## Begin PROVIDED MATERIAL

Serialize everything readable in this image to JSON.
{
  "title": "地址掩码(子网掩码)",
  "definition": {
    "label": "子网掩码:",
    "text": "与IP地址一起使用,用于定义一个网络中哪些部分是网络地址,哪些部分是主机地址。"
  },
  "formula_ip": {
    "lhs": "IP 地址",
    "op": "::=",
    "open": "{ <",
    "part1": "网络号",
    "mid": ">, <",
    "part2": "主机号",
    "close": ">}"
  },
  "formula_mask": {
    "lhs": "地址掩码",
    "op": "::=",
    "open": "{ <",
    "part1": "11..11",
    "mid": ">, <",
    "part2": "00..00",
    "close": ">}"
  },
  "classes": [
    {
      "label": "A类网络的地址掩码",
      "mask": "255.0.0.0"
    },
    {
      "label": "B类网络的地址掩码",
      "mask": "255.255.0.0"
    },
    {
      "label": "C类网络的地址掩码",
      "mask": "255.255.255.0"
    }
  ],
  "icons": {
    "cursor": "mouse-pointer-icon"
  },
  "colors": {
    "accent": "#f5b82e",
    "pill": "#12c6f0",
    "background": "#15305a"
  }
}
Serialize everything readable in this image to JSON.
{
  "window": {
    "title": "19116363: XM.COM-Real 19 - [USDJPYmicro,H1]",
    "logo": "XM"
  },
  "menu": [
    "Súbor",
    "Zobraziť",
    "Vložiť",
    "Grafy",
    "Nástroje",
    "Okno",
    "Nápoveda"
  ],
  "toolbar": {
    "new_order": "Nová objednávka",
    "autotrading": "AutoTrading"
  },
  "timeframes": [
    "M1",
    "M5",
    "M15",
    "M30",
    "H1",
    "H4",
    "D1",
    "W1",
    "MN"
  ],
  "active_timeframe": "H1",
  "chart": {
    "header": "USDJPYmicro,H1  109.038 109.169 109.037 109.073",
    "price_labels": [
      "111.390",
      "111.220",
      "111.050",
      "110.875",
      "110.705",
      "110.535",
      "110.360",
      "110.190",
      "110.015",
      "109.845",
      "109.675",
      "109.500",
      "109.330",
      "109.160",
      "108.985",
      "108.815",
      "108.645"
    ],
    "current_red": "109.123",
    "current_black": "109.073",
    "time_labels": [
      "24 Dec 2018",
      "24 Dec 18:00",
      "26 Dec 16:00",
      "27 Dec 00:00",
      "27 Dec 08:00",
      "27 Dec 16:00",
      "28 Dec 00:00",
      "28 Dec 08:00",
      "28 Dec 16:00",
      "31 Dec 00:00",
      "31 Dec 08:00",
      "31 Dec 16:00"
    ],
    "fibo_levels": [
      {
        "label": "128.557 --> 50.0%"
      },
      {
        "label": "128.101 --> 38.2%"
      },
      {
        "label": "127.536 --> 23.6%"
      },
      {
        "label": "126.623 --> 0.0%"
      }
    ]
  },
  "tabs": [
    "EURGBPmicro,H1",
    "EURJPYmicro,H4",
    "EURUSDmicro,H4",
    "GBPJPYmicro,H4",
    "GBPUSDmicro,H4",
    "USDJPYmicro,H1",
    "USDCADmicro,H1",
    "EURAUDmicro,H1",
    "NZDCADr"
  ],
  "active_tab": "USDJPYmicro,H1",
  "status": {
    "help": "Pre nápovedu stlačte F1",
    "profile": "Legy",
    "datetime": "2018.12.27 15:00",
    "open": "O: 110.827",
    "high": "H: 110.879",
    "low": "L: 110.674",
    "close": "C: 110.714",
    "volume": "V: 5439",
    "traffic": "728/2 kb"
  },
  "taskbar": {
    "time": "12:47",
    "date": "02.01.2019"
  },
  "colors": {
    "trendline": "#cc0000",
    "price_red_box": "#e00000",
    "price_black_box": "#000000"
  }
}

## End PROVIDED MATERIAL

Above are the records; retype them all without a single difference.

[PROBLEM SOLUTION]
Serialize everything readable in this image to JSON.
{
  "title": "地址掩码(子网掩码)",
  "definition": {
    "label": "子网掩码:",
    "text": "与IP地址一起使用,用于定义一个网络中哪些部分是网络地址,哪些部分是主机地址。"
  },
  "formula_ip": {
    "lhs": "IP 地址",
    "op": "::=",
    "open": "{ <",
    "part1": "网络号",
    "mid": ">, <",
    "part2": "主机号",
    "close": ">}"
  },
  "formula_mask": {
    "lhs": "地址掩码",
    "op": "::=",
    "open": "{ <",
    "part1": "11..11",
    "mid": ">, <",
    "part2": "00..00",
    "close": ">}"
  },
  "classes": [
    {
      "label": "A类网络的地址掩码",
      "mask": "255.0.0.0"
    },
    {
      "label": "B类网络的地址掩码",
      "mask": "255.255.0.0"
    },
    {
      "label": "C类网络的地址掩码",
      "mask": "255.255.255.0"
    }
  ],
  "icons": {
    "cursor": "mouse-pointer-icon"
  },
  "colors": {
    "accent": "#f5b82e",
    "pill": "#12c6f0",
    "background": "#15305a"
  }
}
Serialize everything readable in this image to JSON.
{
  "window": {
    "title": "19116363: XM.COM-Real 19 - [USDJPYmicro,H1]",
    "logo": "XM"
  },
  "menu": [
    "Súbor",
    "Zobraziť",
    "Vložiť",
    "Grafy",
    "Nástroje",
    "Okno",
    "Nápoveda"
  ],
  "toolbar": {
    "new_order": "Nová objednávka",
    "autotrading": "AutoTrading"
  },
  "timeframes": [
    "M1",
    "M5",
    "M15",
    "M30",
    "H1",
    "H4",
    "D1",
    "W1",
    "MN"
  ],
  "active_timeframe": "H1",
  "chart": {
    "header": "USDJPYmicro,H1  109.038 109.169 109.037 109.073",
    "price_labels": [
      "111.390",
      "111.220",
      "111.050",
      "110.875",
      "110.705",
      "110.535",
      "110.360",
      "110.190",
      "110.015",
      "109.845",
      "109.675",
      "109.500",
      "109.330",
      "109.160",
      "108.985",
      "108.815",
      "108.645"
    ],
    "current_red": "109.123",
    "current_black": "109.073",
    "time_labels": [
      "24 Dec 2018",
      "24 Dec 18:00",
      "26 Dec 16:00",
      "27 Dec 00:00",
      "27 Dec 08:00",
      "27 Dec 16:00",
      "28 Dec 00:00",
      "28 Dec 08:00",
      "28 Dec 16:00",
      "31 Dec 00:00",
      "31 Dec 08:00",
      "31 Dec 16:00"
    ],
    "fibo_levels": [
      {
        "label": "128.557 --> 50.0%"
      },
      {
        "label": "128.101 --> 38.2%"
      },
      {
        "label": "127.536 --> 23.6%"
      },
      {
        "label": "126.623 --> 0.0%"
      }
    ]
  },
  "tabs": [
    "EURGBPmicro,H1",
    "EURJPYmicro,H4",
    "EURUSDmicro,H4",
    "GBPJPYmicro,H4",
    "GBPUSDmicro,H4",
    "USDJPYmicro,H1",
    "USDCADmicro,H1",
    "EURAUDmicro,H1",
    "NZDCADr"
  ],
  "active_tab": "USDJPYmicro,H1",
  "status": {
    "help": "Pre nápovedu stlačte F1",
    "profile": "Legy",
    "datetime": "2018.12.27 15:00",
    "open": "O: 110.827",
    "high": "H: 110.879",
    "low": "L: 110.674",
    "close": "C: 110.714",
    "volume": "V: 5439",
    "traffic": "728/2 kb"
  },
  "taskbar": {
    "time": "12:47",
    "date": "02.01.2019"
  },
  "colors": {
    "trendline": "#cc0000",
    "price_red_box": "#e00000",
    "price_black_box": "#000000"
  }
}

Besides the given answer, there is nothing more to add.